-- Start Provided entries --
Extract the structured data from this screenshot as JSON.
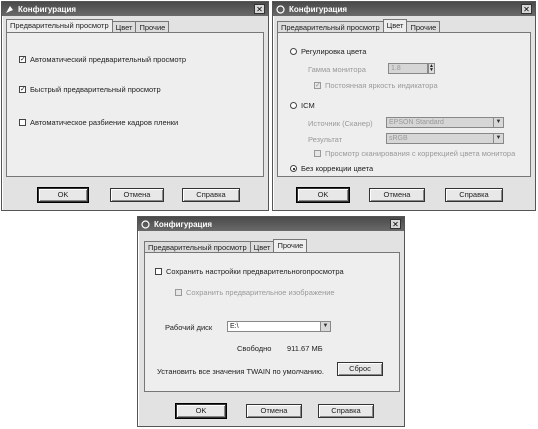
{
  "win1": {
    "title": "Конфигурация",
    "tabs": [
      "Предварительный просмотр",
      "Цвет",
      "Прочие"
    ],
    "checks": [
      {
        "label": "Автоматический предварительный просмотр",
        "checked": true
      },
      {
        "label": "Быстрый предварительный просмотр",
        "checked": true
      },
      {
        "label": "Автоматическое разбиение кадров пленки",
        "checked": false
      }
    ],
    "buttons": {
      "ok": "OK",
      "cancel": "Отмена",
      "help": "Справка"
    }
  },
  "win2": {
    "title": "Конфигурация",
    "tabs": [
      "Предварительный просмотр",
      "Цвет",
      "Прочие"
    ],
    "color_adjust": "Регулировка цвета",
    "gamma_label": "Гамма монитора",
    "gamma_value": "1.8",
    "display_check": "Постоянная яркость индикатора",
    "icm": "ICM",
    "source_label": "Источник (Сканер)",
    "source_value": "EPSON Standard",
    "target_label": "Результат",
    "target_value": "sRGB",
    "preview_icm": "Просмотр сканирования с коррекцией цвета монитора",
    "no_color": "Без коррекции цвета",
    "buttons": {
      "ok": "OK",
      "cancel": "Отмена",
      "help": "Справка"
    }
  },
  "win3": {
    "title": "Конфигурация",
    "tabs": [
      "Предварительный просмотр",
      "Цвет",
      "Прочие"
    ],
    "save_settings": "Сохранить настройки предварительногопросмотра",
    "save_image": "Сохранить предварительное изображение",
    "disk_label": "Рабочий диск",
    "disk_value": "E:\\",
    "free_label": "Свободно",
    "free_value": "911.67 МБ",
    "reset_text": "Установить все значения TWAIN по умолчанию.",
    "reset_button": "Сброс",
    "buttons": {
      "ok": "OK",
      "cancel": "Отмена",
      "help": "Справка"
    }
  }
}
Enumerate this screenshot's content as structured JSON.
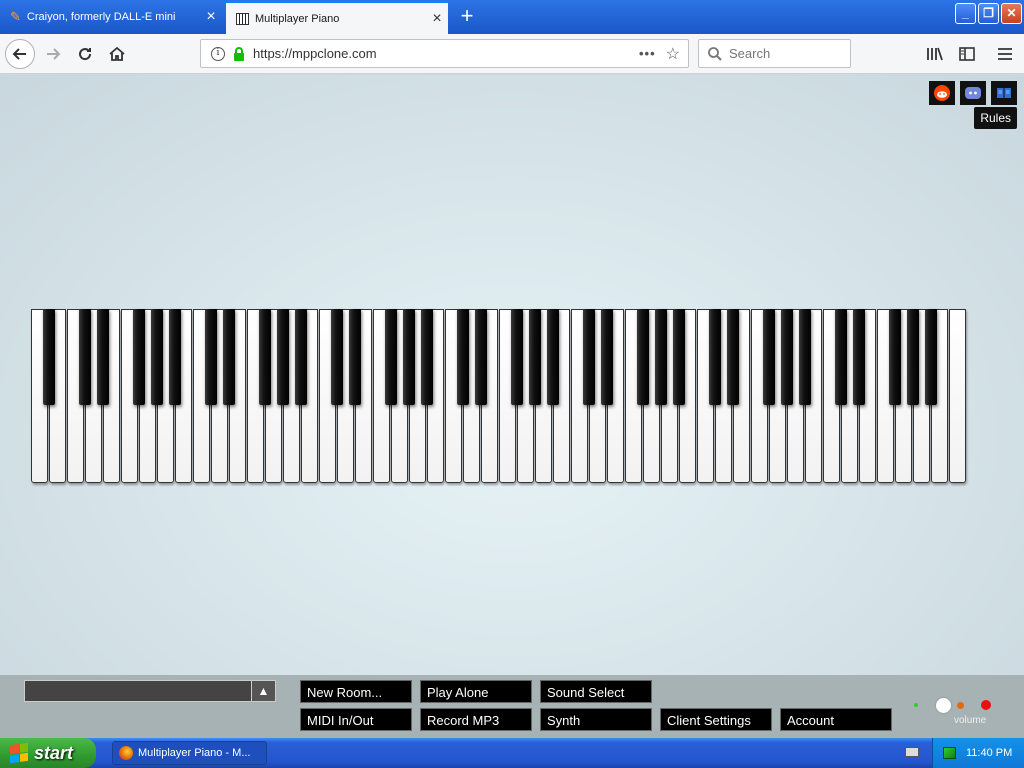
{
  "browser": {
    "tabs": [
      {
        "title": "Craiyon, formerly DALL-E mini",
        "active": false
      },
      {
        "title": "Multiplayer Piano",
        "active": true
      }
    ],
    "url": "https://mppclone.com",
    "search_placeholder": "Search"
  },
  "page": {
    "tooltip": "Rules",
    "white_key_count": 52,
    "chat_toggle": "▲",
    "buttons": {
      "new_room": "New Room...",
      "play_alone": "Play Alone",
      "sound_select": "Sound Select",
      "midi": "MIDI In/Out",
      "record": "Record MP3",
      "synth": "Synth",
      "client_settings": "Client Settings",
      "account": "Account"
    },
    "volume_label": "volume"
  },
  "taskbar": {
    "start_label": "start",
    "task_item": "Multiplayer Piano - M...",
    "clock": "11:40 PM"
  },
  "colors": {
    "xp_blue": "#2455cf",
    "start_green": "#2f9a2e",
    "ssl_green": "#12bc00"
  }
}
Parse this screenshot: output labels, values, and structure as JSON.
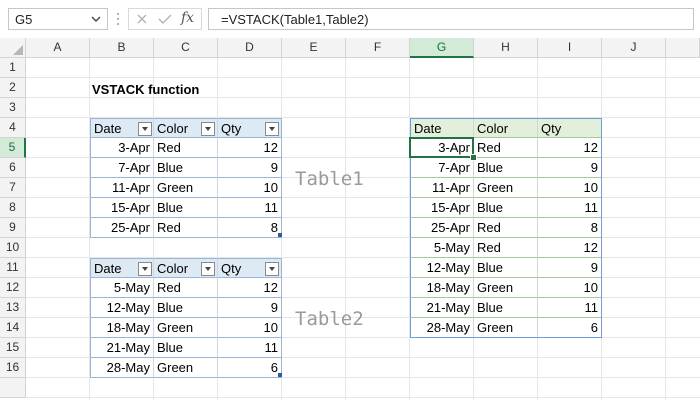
{
  "formula_bar": {
    "name_box": "G5",
    "fx_label": "fx",
    "formula": "=VSTACK(Table1,Table2)"
  },
  "columns": [
    "A",
    "B",
    "C",
    "D",
    "E",
    "F",
    "G",
    "H",
    "I",
    "J"
  ],
  "selected_column": "G",
  "rows": [
    "1",
    "2",
    "3",
    "4",
    "5",
    "6",
    "7",
    "8",
    "9",
    "10",
    "11",
    "12",
    "13",
    "14",
    "15",
    "16"
  ],
  "selected_row": "5",
  "title": "VSTACK function",
  "table1": {
    "label": "Table1",
    "headers": [
      "Date",
      "Color",
      "Qty"
    ],
    "rows": [
      [
        "3-Apr",
        "Red",
        "12"
      ],
      [
        "7-Apr",
        "Blue",
        "9"
      ],
      [
        "11-Apr",
        "Green",
        "10"
      ],
      [
        "15-Apr",
        "Blue",
        "11"
      ],
      [
        "25-Apr",
        "Red",
        "8"
      ]
    ]
  },
  "table2": {
    "label": "Table2",
    "headers": [
      "Date",
      "Color",
      "Qty"
    ],
    "rows": [
      [
        "5-May",
        "Red",
        "12"
      ],
      [
        "12-May",
        "Blue",
        "9"
      ],
      [
        "18-May",
        "Green",
        "10"
      ],
      [
        "21-May",
        "Blue",
        "11"
      ],
      [
        "28-May",
        "Green",
        "6"
      ]
    ]
  },
  "result": {
    "headers": [
      "Date",
      "Color",
      "Qty"
    ],
    "rows": [
      [
        "3-Apr",
        "Red",
        "12"
      ],
      [
        "7-Apr",
        "Blue",
        "9"
      ],
      [
        "11-Apr",
        "Green",
        "10"
      ],
      [
        "15-Apr",
        "Blue",
        "11"
      ],
      [
        "25-Apr",
        "Red",
        "8"
      ],
      [
        "5-May",
        "Red",
        "12"
      ],
      [
        "12-May",
        "Blue",
        "9"
      ],
      [
        "18-May",
        "Green",
        "10"
      ],
      [
        "21-May",
        "Blue",
        "11"
      ],
      [
        "28-May",
        "Green",
        "6"
      ]
    ]
  },
  "colors": {
    "excel_green": "#217346",
    "table_header": "#dde9f3",
    "spill_header": "#e2efda"
  }
}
-- End Provided entries --
=== Given exercise ===
All records should be output exactly, with the pictures left out.

=== Task response ===
Extract the structured data from this screenshot as JSON.
{
  "win1": {
    "title": "Конфигурация",
    "tabs": [
      "Предварительный просмотр",
      "Цвет",
      "Прочие"
    ],
    "checks": [
      {
        "label": "Автоматический предварительный просмотр",
        "checked": true
      },
      {
        "label": "Быстрый предварительный просмотр",
        "checked": true
      },
      {
        "label": "Автоматическое разбиение кадров пленки",
        "checked": false
      }
    ],
    "buttons": {
      "ok": "OK",
      "cancel": "Отмена",
      "help": "Справка"
    }
  },
  "win2": {
    "title": "Конфигурация",
    "tabs": [
      "Предварительный просмотр",
      "Цвет",
      "Прочие"
    ],
    "color_adjust": "Регулировка цвета",
    "gamma_label": "Гамма монитора",
    "gamma_value": "1.8",
    "display_check": "Постоянная яркость индикатора",
    "icm": "ICM",
    "source_label": "Источник (Сканер)",
    "source_value": "EPSON Standard",
    "target_label": "Результат",
    "target_value": "sRGB",
    "preview_icm": "Просмотр сканирования с коррекцией цвета монитора",
    "no_color": "Без коррекции цвета",
    "buttons": {
      "ok": "OK",
      "cancel": "Отмена",
      "help": "Справка"
    }
  },
  "win3": {
    "title": "Конфигурация",
    "tabs": [
      "Предварительный просмотр",
      "Цвет",
      "Прочие"
    ],
    "save_settings": "Сохранить настройки предварительногопросмотра",
    "save_image": "Сохранить предварительное изображение",
    "disk_label": "Рабочий диск",
    "disk_value": "E:\\",
    "free_label": "Свободно",
    "free_value": "911.67 МБ",
    "reset_text": "Установить все значения TWAIN по умолчанию.",
    "reset_button": "Сброс",
    "buttons": {
      "ok": "OK",
      "cancel": "Отмена",
      "help": "Справка"
    }
  }
}
Enumerate this screenshot's content as structured JSON.
{
  "browser": {
    "tabs": [
      {
        "title": "Craiyon, formerly DALL-E mini",
        "active": false
      },
      {
        "title": "Multiplayer Piano",
        "active": true
      }
    ],
    "url": "https://mppclone.com",
    "search_placeholder": "Search"
  },
  "page": {
    "tooltip": "Rules",
    "white_key_count": 52,
    "chat_toggle": "▲",
    "buttons": {
      "new_room": "New Room...",
      "play_alone": "Play Alone",
      "sound_select": "Sound Select",
      "midi": "MIDI In/Out",
      "record": "Record MP3",
      "synth": "Synth",
      "client_settings": "Client Settings",
      "account": "Account"
    },
    "volume_label": "volume"
  },
  "taskbar": {
    "start_label": "start",
    "task_item": "Multiplayer Piano - M...",
    "clock": "11:40 PM"
  },
  "colors": {
    "xp_blue": "#2455cf",
    "start_green": "#2f9a2e",
    "ssl_green": "#12bc00"
  }
}
Parse this screenshot: output labels, values, and structure as JSON.
{
  "formula_bar": {
    "name_box": "G5",
    "fx_label": "fx",
    "formula": "=VSTACK(Table1,Table2)"
  },
  "columns": [
    "A",
    "B",
    "C",
    "D",
    "E",
    "F",
    "G",
    "H",
    "I",
    "J"
  ],
  "selected_column": "G",
  "rows": [
    "1",
    "2",
    "3",
    "4",
    "5",
    "6",
    "7",
    "8",
    "9",
    "10",
    "11",
    "12",
    "13",
    "14",
    "15",
    "16"
  ],
  "selected_row": "5",
  "title": "VSTACK function",
  "table1": {
    "label": "Table1",
    "headers": [
      "Date",
      "Color",
      "Qty"
    ],
    "rows": [
      [
        "3-Apr",
        "Red",
        "12"
      ],
      [
        "7-Apr",
        "Blue",
        "9"
      ],
      [
        "11-Apr",
        "Green",
        "10"
      ],
      [
        "15-Apr",
        "Blue",
        "11"
      ],
      [
        "25-Apr",
        "Red",
        "8"
      ]
    ]
  },
  "table2": {
    "label": "Table2",
    "headers": [
      "Date",
      "Color",
      "Qty"
    ],
    "rows": [
      [
        "5-May",
        "Red",
        "12"
      ],
      [
        "12-May",
        "Blue",
        "9"
      ],
      [
        "18-May",
        "Green",
        "10"
      ],
      [
        "21-May",
        "Blue",
        "11"
      ],
      [
        "28-May",
        "Green",
        "6"
      ]
    ]
  },
  "result": {
    "headers": [
      "Date",
      "Color",
      "Qty"
    ],
    "rows": [
      [
        "3-Apr",
        "Red",
        "12"
      ],
      [
        "7-Apr",
        "Blue",
        "9"
      ],
      [
        "11-Apr",
        "Green",
        "10"
      ],
      [
        "15-Apr",
        "Blue",
        "11"
      ],
      [
        "25-Apr",
        "Red",
        "8"
      ],
      [
        "5-May",
        "Red",
        "12"
      ],
      [
        "12-May",
        "Blue",
        "9"
      ],
      [
        "18-May",
        "Green",
        "10"
      ],
      [
        "21-May",
        "Blue",
        "11"
      ],
      [
        "28-May",
        "Green",
        "6"
      ]
    ]
  },
  "colors": {
    "excel_green": "#217346",
    "table_header": "#dde9f3",
    "spill_header": "#e2efda"
  }
}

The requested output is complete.